## Start Working data
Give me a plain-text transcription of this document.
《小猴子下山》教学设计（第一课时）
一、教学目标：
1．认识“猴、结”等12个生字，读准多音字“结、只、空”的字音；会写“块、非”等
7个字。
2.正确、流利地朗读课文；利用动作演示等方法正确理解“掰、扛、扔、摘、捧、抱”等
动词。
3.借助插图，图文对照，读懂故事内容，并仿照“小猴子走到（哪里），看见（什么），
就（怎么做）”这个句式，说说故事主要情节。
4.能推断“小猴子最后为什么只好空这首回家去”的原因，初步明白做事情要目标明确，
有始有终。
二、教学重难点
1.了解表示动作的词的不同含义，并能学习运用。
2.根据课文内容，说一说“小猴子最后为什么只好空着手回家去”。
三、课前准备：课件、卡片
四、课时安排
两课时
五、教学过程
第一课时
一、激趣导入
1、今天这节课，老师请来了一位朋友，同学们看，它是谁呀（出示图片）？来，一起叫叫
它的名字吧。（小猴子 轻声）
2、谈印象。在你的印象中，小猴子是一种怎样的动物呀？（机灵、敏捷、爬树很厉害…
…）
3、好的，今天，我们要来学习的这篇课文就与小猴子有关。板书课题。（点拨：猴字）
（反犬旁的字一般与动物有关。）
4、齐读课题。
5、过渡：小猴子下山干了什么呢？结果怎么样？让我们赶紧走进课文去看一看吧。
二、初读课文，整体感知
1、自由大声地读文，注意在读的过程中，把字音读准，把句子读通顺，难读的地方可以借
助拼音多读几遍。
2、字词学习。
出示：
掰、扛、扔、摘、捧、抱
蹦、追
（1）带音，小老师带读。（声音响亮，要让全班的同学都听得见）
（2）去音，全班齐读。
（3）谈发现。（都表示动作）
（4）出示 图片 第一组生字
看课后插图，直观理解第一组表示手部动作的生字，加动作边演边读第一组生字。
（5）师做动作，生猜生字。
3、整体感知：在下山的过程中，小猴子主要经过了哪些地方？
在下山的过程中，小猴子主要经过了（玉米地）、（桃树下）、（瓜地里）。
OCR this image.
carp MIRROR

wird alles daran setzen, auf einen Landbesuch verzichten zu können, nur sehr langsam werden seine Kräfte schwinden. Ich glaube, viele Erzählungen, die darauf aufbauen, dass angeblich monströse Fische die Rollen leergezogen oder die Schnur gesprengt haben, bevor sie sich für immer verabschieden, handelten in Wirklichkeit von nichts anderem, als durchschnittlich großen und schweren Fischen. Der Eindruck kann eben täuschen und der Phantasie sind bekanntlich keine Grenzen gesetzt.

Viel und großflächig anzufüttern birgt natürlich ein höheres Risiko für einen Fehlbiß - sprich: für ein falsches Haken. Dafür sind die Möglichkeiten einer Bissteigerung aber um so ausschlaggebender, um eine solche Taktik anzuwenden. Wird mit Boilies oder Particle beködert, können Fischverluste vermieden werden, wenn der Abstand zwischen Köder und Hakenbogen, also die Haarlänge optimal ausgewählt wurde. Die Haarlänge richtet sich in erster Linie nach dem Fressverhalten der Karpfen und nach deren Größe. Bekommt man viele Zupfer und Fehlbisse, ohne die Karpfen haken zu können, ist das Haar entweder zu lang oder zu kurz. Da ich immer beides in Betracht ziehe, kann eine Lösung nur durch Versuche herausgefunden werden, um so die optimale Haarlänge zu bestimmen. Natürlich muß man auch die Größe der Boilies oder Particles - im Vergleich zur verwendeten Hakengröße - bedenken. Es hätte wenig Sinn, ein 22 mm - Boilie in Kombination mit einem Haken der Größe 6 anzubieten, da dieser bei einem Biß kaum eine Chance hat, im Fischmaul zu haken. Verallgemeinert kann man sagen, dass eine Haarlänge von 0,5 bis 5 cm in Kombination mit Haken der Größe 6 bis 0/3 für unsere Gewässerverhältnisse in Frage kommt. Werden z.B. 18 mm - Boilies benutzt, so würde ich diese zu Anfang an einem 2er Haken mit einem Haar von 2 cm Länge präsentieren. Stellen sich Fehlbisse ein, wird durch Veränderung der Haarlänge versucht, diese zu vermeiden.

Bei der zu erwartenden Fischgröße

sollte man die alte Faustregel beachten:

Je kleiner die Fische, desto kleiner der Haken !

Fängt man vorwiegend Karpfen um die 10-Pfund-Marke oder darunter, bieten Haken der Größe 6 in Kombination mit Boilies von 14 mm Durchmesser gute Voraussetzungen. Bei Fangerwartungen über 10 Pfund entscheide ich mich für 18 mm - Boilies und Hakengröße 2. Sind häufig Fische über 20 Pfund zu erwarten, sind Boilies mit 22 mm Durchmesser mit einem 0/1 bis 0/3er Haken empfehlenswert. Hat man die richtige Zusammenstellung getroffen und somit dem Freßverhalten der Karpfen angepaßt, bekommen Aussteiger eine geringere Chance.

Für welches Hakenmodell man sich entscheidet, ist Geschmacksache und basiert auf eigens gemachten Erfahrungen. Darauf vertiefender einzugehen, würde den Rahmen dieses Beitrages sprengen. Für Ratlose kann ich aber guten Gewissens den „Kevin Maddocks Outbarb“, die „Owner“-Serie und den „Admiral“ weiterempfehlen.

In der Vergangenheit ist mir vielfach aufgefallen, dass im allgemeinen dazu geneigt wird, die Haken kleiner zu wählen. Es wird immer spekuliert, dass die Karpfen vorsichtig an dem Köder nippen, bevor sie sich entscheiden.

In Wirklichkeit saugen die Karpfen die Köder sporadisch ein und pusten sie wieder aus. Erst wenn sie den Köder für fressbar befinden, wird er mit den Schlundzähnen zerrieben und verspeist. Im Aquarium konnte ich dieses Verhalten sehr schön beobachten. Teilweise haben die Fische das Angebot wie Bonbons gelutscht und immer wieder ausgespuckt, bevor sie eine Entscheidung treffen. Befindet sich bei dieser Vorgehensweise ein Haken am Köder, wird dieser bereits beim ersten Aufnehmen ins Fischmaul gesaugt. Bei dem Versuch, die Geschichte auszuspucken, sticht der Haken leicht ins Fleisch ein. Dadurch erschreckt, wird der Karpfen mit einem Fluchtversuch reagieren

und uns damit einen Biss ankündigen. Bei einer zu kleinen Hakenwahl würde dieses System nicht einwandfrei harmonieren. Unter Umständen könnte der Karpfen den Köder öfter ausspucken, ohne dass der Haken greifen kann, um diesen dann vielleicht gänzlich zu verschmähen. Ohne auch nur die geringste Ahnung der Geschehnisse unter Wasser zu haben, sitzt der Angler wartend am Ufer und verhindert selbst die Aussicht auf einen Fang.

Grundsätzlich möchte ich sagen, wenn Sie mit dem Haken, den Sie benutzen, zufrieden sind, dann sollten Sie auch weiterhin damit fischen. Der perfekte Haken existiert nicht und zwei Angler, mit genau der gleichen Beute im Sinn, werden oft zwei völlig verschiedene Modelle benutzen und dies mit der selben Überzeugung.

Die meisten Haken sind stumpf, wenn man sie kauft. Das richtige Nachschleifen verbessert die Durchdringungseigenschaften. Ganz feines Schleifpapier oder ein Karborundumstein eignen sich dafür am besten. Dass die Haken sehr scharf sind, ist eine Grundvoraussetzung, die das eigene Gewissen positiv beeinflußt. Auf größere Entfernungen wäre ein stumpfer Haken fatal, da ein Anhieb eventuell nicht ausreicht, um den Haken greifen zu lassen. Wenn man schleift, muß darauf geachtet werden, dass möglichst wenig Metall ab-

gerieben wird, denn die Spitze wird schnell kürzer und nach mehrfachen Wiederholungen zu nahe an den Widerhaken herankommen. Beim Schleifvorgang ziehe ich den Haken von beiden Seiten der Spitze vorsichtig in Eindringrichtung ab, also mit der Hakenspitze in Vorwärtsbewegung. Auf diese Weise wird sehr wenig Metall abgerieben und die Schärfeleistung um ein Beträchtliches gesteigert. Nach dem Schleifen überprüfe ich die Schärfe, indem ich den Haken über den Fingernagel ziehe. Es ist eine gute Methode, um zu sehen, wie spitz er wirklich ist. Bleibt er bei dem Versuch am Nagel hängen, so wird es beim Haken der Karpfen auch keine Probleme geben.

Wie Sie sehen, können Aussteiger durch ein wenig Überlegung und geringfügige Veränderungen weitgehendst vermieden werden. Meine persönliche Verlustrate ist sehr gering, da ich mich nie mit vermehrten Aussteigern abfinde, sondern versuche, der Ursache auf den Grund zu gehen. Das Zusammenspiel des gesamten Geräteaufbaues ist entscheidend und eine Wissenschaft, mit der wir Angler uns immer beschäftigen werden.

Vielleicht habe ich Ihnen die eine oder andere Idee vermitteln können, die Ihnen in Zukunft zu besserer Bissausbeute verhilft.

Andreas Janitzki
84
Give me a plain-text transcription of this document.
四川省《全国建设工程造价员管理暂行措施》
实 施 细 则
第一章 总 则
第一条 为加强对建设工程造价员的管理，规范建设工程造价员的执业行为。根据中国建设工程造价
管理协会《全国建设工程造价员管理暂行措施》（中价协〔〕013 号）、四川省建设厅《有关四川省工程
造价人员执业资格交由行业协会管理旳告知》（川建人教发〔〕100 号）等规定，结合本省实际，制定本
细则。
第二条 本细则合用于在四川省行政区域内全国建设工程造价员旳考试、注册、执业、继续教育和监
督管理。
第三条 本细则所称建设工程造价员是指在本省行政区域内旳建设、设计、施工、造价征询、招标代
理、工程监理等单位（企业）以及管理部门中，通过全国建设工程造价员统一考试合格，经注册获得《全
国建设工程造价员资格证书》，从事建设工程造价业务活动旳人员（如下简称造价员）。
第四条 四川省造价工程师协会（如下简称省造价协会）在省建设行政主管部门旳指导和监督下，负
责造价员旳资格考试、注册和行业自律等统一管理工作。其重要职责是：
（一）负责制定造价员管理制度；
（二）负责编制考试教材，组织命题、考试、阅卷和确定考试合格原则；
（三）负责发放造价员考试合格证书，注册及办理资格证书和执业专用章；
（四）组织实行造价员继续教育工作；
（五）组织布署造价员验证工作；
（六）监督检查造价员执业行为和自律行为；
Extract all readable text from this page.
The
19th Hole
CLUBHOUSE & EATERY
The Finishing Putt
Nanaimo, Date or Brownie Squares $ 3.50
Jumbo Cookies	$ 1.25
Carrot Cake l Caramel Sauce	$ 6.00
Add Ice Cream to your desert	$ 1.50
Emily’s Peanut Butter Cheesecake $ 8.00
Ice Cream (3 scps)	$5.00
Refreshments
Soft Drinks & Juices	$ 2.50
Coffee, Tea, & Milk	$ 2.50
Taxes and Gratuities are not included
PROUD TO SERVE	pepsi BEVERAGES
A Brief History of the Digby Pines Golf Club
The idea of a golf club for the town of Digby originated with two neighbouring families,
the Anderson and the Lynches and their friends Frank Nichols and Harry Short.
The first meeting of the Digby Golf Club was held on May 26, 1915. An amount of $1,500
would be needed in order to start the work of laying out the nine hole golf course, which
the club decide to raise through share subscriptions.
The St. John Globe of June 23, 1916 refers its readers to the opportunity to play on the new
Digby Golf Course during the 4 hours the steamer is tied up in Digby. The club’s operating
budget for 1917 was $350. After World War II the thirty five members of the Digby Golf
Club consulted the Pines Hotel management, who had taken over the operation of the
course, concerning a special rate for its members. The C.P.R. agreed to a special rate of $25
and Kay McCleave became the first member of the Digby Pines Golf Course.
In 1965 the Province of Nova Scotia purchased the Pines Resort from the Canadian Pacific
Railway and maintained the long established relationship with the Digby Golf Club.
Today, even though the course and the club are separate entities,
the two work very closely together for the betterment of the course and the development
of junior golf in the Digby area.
## End Working data
• [Aim]: Find the word "richtige" in the entries above and gather every line that holds it.

• [Exercise answer]:
Fängt man vorwiegend Karpfen um die 10-Pfund-Marke oder darunter, bieten Haken der Größe 6 in Kombination mit Boilies von 14 mm Durchmesser gute Voraussetzungen. Bei Fangerwartungen über 10 Pfund entscheide ich mich für 18 mm - Boilies und Hakengröße 2. Sind häufig Fische über 20 Pfund zu erwarten, sind Boilies mit 22 mm Durchmesser mit einem 0/1 bis 0/3er Haken empfehlenswert. Hat man die richtige Zusammenstellung getroffen und somit dem Freßverhalten der Karpfen angepaßt, bekommen Aussteiger eine geringere Chance.
Die meisten Haken sind stumpf, wenn man sie kauft. Das richtige Nachschleifen verbessert die Durchdringungseigenschaften. Ganz feines Schleifpapier oder ein Karborundumstein eignen sich dafür am besten. Dass die Haken sehr scharf sind, ist eine Grundvoraussetzung, die das eigene Gewissen positiv beeinflußt. Auf größere Entfernungen wäre ein stumpfer Haken fatal, da ein Anhieb eventuell nicht ausreicht, um den Haken greifen zu lassen. Wenn man schleift, muß darauf geachtet werden, dass möglichst wenig Metall ab-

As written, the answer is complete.